⟨
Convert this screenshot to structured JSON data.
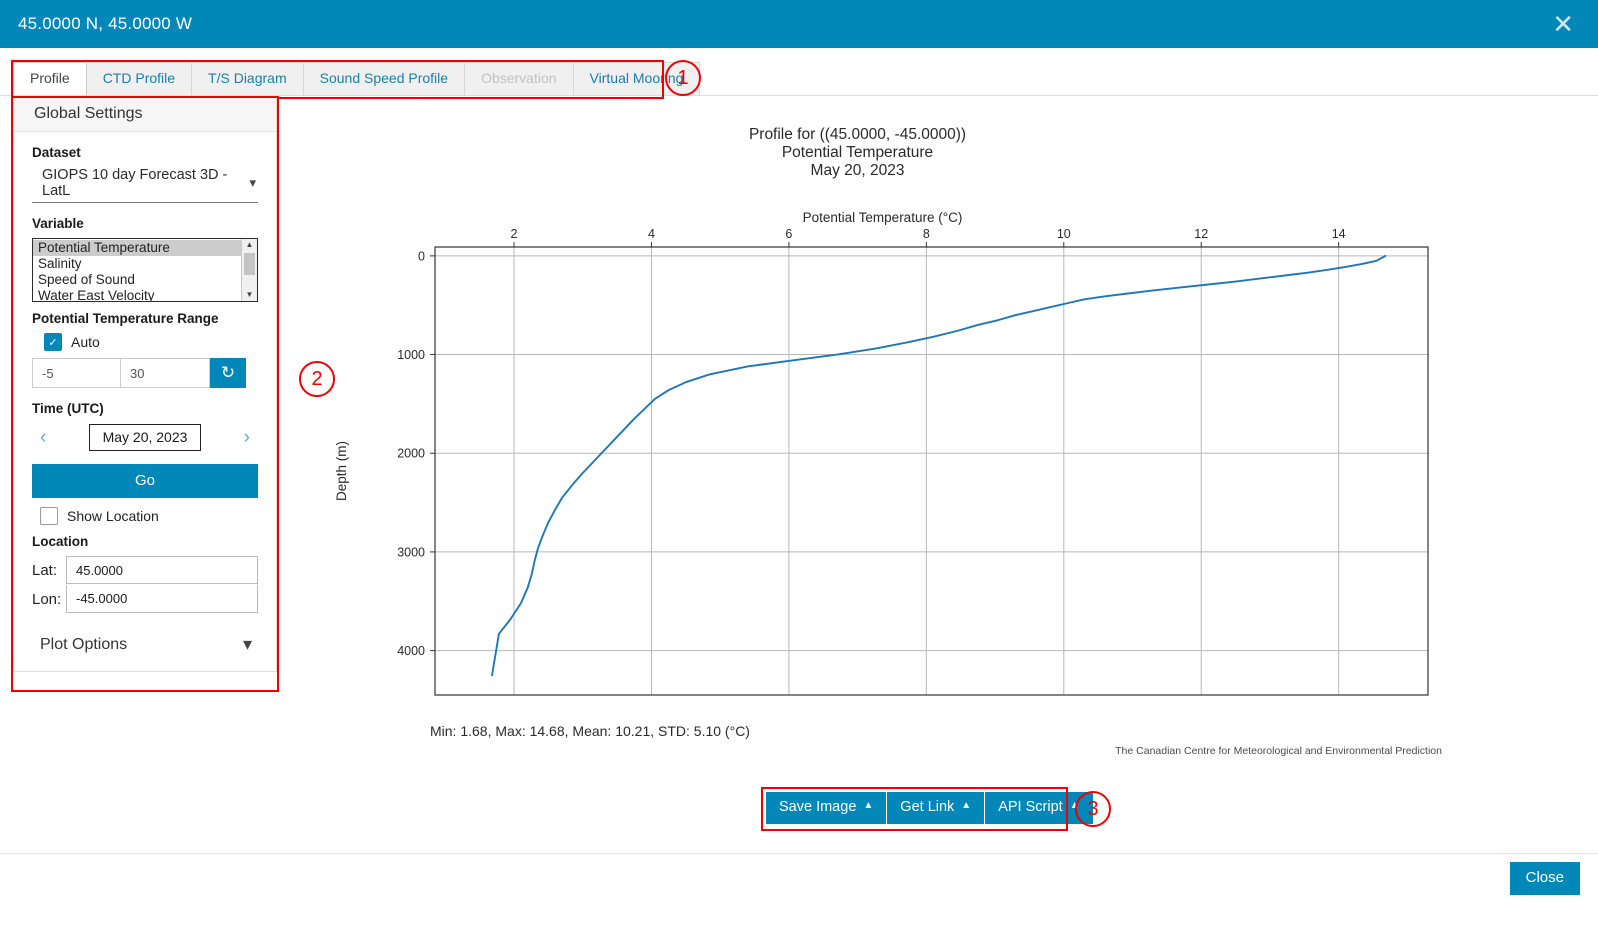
{
  "header": {
    "title": "45.0000 N, 45.0000 W",
    "close_icon": "close-icon"
  },
  "tabs": [
    {
      "label": "Profile",
      "state": "active"
    },
    {
      "label": "CTD Profile",
      "state": "normal"
    },
    {
      "label": "T/S Diagram",
      "state": "normal"
    },
    {
      "label": "Sound Speed Profile",
      "state": "normal"
    },
    {
      "label": "Observation",
      "state": "disabled"
    },
    {
      "label": "Virtual Mooring",
      "state": "normal"
    }
  ],
  "annotations": [
    {
      "number": "1"
    },
    {
      "number": "2"
    },
    {
      "number": "3"
    }
  ],
  "sidebar": {
    "heading": "Global Settings",
    "dataset": {
      "label": "Dataset",
      "value": "GIOPS 10 day Forecast 3D - LatL",
      "chevron": "chevron-down-icon"
    },
    "variable": {
      "label": "Variable",
      "options": [
        "Potential Temperature",
        "Salinity",
        "Speed of Sound",
        "Water East Velocity"
      ],
      "selected": "Potential Temperature",
      "scroll_up_icon": "triangle-up-icon",
      "scroll_down_icon": "triangle-down-icon"
    },
    "range": {
      "label": "Potential Temperature Range",
      "auto_label": "Auto",
      "auto_checked": true,
      "min": "-5",
      "max": "30",
      "reset_icon": "reset-icon"
    },
    "time": {
      "label": "Time (UTC)",
      "prev_icon": "chevron-left-icon",
      "next_icon": "chevron-right-icon",
      "value": "May 20, 2023"
    },
    "go_label": "Go",
    "show_location": {
      "label": "Show Location",
      "checked": false
    },
    "location": {
      "heading": "Location",
      "lat_label": "Lat:",
      "lat_value": "45.0000",
      "lon_label": "Lon:",
      "lon_value": "-45.0000"
    },
    "plot_options": {
      "label": "Plot Options",
      "chevron": "chevron-down-icon"
    }
  },
  "plot": {
    "title_line1": "Profile for ((45.0000, -45.0000))",
    "title_line2": "Potential Temperature",
    "title_line3": "May 20, 2023",
    "stats": "Min: 1.68, Max: 14.68, Mean: 10.21, STD: 5.10 (°C)",
    "attribution": "The Canadian Centre for Meteorological and Environmental Prediction"
  },
  "chart_data": {
    "type": "line",
    "title": "Profile for ((45.0000, -45.0000))\nPotential Temperature\nMay 20, 2023",
    "xlabel": "Potential Temperature (°C)",
    "ylabel": "Depth (m)",
    "xlim": [
      0.85,
      15.3
    ],
    "ylim": [
      4450,
      -90
    ],
    "y_inverted": true,
    "xticks": [
      2,
      4,
      6,
      8,
      10,
      12,
      14
    ],
    "yticks": [
      0,
      1000,
      2000,
      3000,
      4000
    ],
    "xaxis_position": "top",
    "grid": true,
    "legend": null,
    "series": [
      {
        "name": "Potential Temperature",
        "x": [
          14.68,
          14.63,
          14.55,
          14.35,
          14.12,
          13.85,
          13.55,
          13.2,
          12.85,
          12.5,
          12.1,
          11.7,
          11.3,
          10.95,
          10.6,
          10.3,
          10.05,
          9.8,
          9.55,
          9.3,
          9.05,
          8.75,
          8.45,
          8.1,
          7.7,
          7.25,
          6.7,
          6.05,
          5.4,
          4.85,
          4.5,
          4.25,
          4.05,
          3.9,
          3.75,
          3.6,
          3.45,
          3.3,
          3.15,
          3.0,
          2.85,
          2.7,
          2.6,
          2.5,
          2.42,
          2.35,
          2.3,
          2.26,
          2.2,
          2.1,
          1.95,
          1.78,
          1.68
        ],
        "y": [
          0,
          20,
          50,
          80,
          110,
          140,
          170,
          200,
          230,
          260,
          290,
          320,
          350,
          380,
          410,
          440,
          480,
          520,
          560,
          600,
          650,
          700,
          760,
          820,
          880,
          940,
          1000,
          1060,
          1120,
          1200,
          1280,
          1360,
          1450,
          1550,
          1650,
          1760,
          1870,
          1980,
          2090,
          2200,
          2320,
          2450,
          2570,
          2700,
          2830,
          2960,
          3090,
          3220,
          3360,
          3520,
          3680,
          3830,
          4250
        ]
      }
    ],
    "stats": {
      "min": 1.68,
      "max": 14.68,
      "mean": 10.21,
      "std": 5.1,
      "units": "°C"
    },
    "line_color": "#1f77b4"
  },
  "actions": {
    "buttons": [
      {
        "label": "Save Image",
        "caret": "caret-up-icon"
      },
      {
        "label": "Get Link",
        "caret": "caret-up-icon"
      },
      {
        "label": "API Script",
        "caret": "caret-up-icon"
      }
    ]
  },
  "footer": {
    "close_label": "Close"
  },
  "colors": {
    "accent": "#0288b8",
    "annotation": "#ee0000",
    "line": "#1f77b4"
  }
}
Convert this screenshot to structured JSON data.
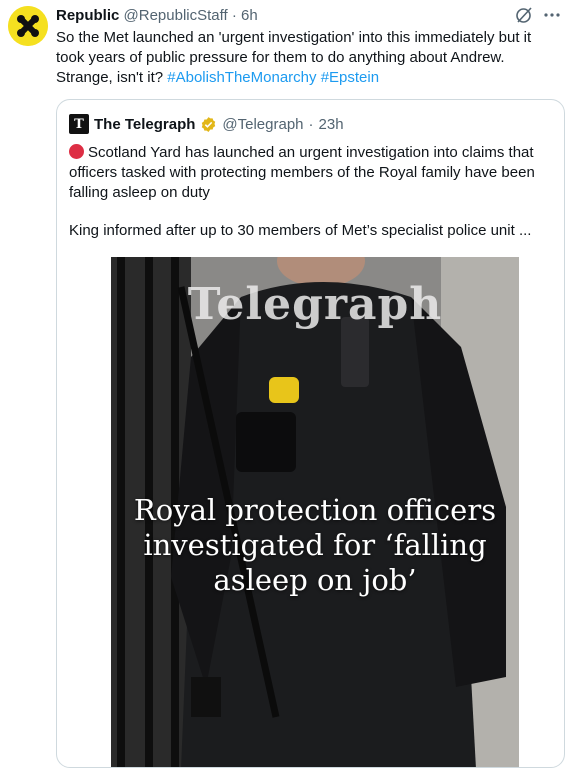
{
  "tweet": {
    "author_name": "Republic",
    "author_handle": "@RepublicStaff",
    "separator": "·",
    "time": "6h",
    "text_main": "So the Met launched an 'urgent investigation' into this immediately but it took years of public pressure for them to do anything about Andrew. Strange, isn't it? ",
    "hashtag_1": "#AbolishTheMonarchy",
    "hashtag_2": "#Epstein",
    "avatar_icon": "republic-x-logo",
    "grok_icon": "grok-icon",
    "more_icon": "more-dots-icon"
  },
  "quote": {
    "author_name": "The Telegraph",
    "author_handle": "@Telegraph",
    "separator": "·",
    "time": "23h",
    "logo_letter": "T",
    "verified_color": "#e2b719",
    "text": "Scotland Yard has launched an urgent investigation into claims that officers tasked with protecting members of the Royal family have been falling asleep on duty",
    "description": "King informed after up to 30 members of Met’s specialist police unit ...",
    "image": {
      "masthead": "Telegraph",
      "headline_line_1": "Royal protection officers",
      "headline_line_2": "investigated for ‘falling",
      "headline_line_3": "asleep on job’"
    }
  },
  "colors": {
    "hashtag": "#1d9bf0",
    "avatar_bg": "#f5e020",
    "alert_dot": "#dd2e44"
  }
}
⟩
### WHAT TO DO
Each line of the material must be retyped exactly, except that images are omitted.

### RESPONSE
Convert this screenshot to structured JSON data.
{
  "header": {
    "title": "45.0000 N, 45.0000 W",
    "close_icon": "close-icon"
  },
  "tabs": [
    {
      "label": "Profile",
      "state": "active"
    },
    {
      "label": "CTD Profile",
      "state": "normal"
    },
    {
      "label": "T/S Diagram",
      "state": "normal"
    },
    {
      "label": "Sound Speed Profile",
      "state": "normal"
    },
    {
      "label": "Observation",
      "state": "disabled"
    },
    {
      "label": "Virtual Mooring",
      "state": "normal"
    }
  ],
  "annotations": [
    {
      "number": "1"
    },
    {
      "number": "2"
    },
    {
      "number": "3"
    }
  ],
  "sidebar": {
    "heading": "Global Settings",
    "dataset": {
      "label": "Dataset",
      "value": "GIOPS 10 day Forecast 3D - LatL",
      "chevron": "chevron-down-icon"
    },
    "variable": {
      "label": "Variable",
      "options": [
        "Potential Temperature",
        "Salinity",
        "Speed of Sound",
        "Water East Velocity"
      ],
      "selected": "Potential Temperature",
      "scroll_up_icon": "triangle-up-icon",
      "scroll_down_icon": "triangle-down-icon"
    },
    "range": {
      "label": "Potential Temperature Range",
      "auto_label": "Auto",
      "auto_checked": true,
      "min": "-5",
      "max": "30",
      "reset_icon": "reset-icon"
    },
    "time": {
      "label": "Time (UTC)",
      "prev_icon": "chevron-left-icon",
      "next_icon": "chevron-right-icon",
      "value": "May 20, 2023"
    },
    "go_label": "Go",
    "show_location": {
      "label": "Show Location",
      "checked": false
    },
    "location": {
      "heading": "Location",
      "lat_label": "Lat:",
      "lat_value": "45.0000",
      "lon_label": "Lon:",
      "lon_value": "-45.0000"
    },
    "plot_options": {
      "label": "Plot Options",
      "chevron": "chevron-down-icon"
    }
  },
  "plot": {
    "title_line1": "Profile for ((45.0000, -45.0000))",
    "title_line2": "Potential Temperature",
    "title_line3": "May 20, 2023",
    "stats": "Min: 1.68, Max: 14.68, Mean: 10.21, STD: 5.10 (°C)",
    "attribution": "The Canadian Centre for Meteorological and Environmental Prediction"
  },
  "chart_data": {
    "type": "line",
    "title": "Profile for ((45.0000, -45.0000))\nPotential Temperature\nMay 20, 2023",
    "xlabel": "Potential Temperature (°C)",
    "ylabel": "Depth (m)",
    "xlim": [
      0.85,
      15.3
    ],
    "ylim": [
      4450,
      -90
    ],
    "y_inverted": true,
    "xticks": [
      2,
      4,
      6,
      8,
      10,
      12,
      14
    ],
    "yticks": [
      0,
      1000,
      2000,
      3000,
      4000
    ],
    "xaxis_position": "top",
    "grid": true,
    "legend": null,
    "series": [
      {
        "name": "Potential Temperature",
        "x": [
          14.68,
          14.63,
          14.55,
          14.35,
          14.12,
          13.85,
          13.55,
          13.2,
          12.85,
          12.5,
          12.1,
          11.7,
          11.3,
          10.95,
          10.6,
          10.3,
          10.05,
          9.8,
          9.55,
          9.3,
          9.05,
          8.75,
          8.45,
          8.1,
          7.7,
          7.25,
          6.7,
          6.05,
          5.4,
          4.85,
          4.5,
          4.25,
          4.05,
          3.9,
          3.75,
          3.6,
          3.45,
          3.3,
          3.15,
          3.0,
          2.85,
          2.7,
          2.6,
          2.5,
          2.42,
          2.35,
          2.3,
          2.26,
          2.2,
          2.1,
          1.95,
          1.78,
          1.68
        ],
        "y": [
          0,
          20,
          50,
          80,
          110,
          140,
          170,
          200,
          230,
          260,
          290,
          320,
          350,
          380,
          410,
          440,
          480,
          520,
          560,
          600,
          650,
          700,
          760,
          820,
          880,
          940,
          1000,
          1060,
          1120,
          1200,
          1280,
          1360,
          1450,
          1550,
          1650,
          1760,
          1870,
          1980,
          2090,
          2200,
          2320,
          2450,
          2570,
          2700,
          2830,
          2960,
          3090,
          3220,
          3360,
          3520,
          3680,
          3830,
          4250
        ]
      }
    ],
    "stats": {
      "min": 1.68,
      "max": 14.68,
      "mean": 10.21,
      "std": 5.1,
      "units": "°C"
    },
    "line_color": "#1f77b4"
  },
  "actions": {
    "buttons": [
      {
        "label": "Save Image",
        "caret": "caret-up-icon"
      },
      {
        "label": "Get Link",
        "caret": "caret-up-icon"
      },
      {
        "label": "API Script",
        "caret": "caret-up-icon"
      }
    ]
  },
  "footer": {
    "close_label": "Close"
  },
  "colors": {
    "accent": "#0288b8",
    "annotation": "#ee0000",
    "line": "#1f77b4"
  }
}
Convert this screenshot to structured JSON data.
{
  "tweet": {
    "author_name": "Republic",
    "author_handle": "@RepublicStaff",
    "separator": "·",
    "time": "6h",
    "text_main": "So the Met launched an 'urgent investigation' into this immediately but it took years of public pressure for them to do anything about Andrew. Strange, isn't it? ",
    "hashtag_1": "#AbolishTheMonarchy",
    "hashtag_2": "#Epstein",
    "avatar_icon": "republic-x-logo",
    "grok_icon": "grok-icon",
    "more_icon": "more-dots-icon"
  },
  "quote": {
    "author_name": "The Telegraph",
    "author_handle": "@Telegraph",
    "separator": "·",
    "time": "23h",
    "logo_letter": "T",
    "verified_color": "#e2b719",
    "text": "Scotland Yard has launched an urgent investigation into claims that officers tasked with protecting members of the Royal family have been falling asleep on duty",
    "description": "King informed after up to 30 members of Met’s specialist police unit ...",
    "image": {
      "masthead": "Telegraph",
      "headline_line_1": "Royal protection officers",
      "headline_line_2": "investigated for ‘falling",
      "headline_line_3": "asleep on job’"
    }
  },
  "colors": {
    "hashtag": "#1d9bf0",
    "avatar_bg": "#f5e020",
    "alert_dot": "#dd2e44"
  }
}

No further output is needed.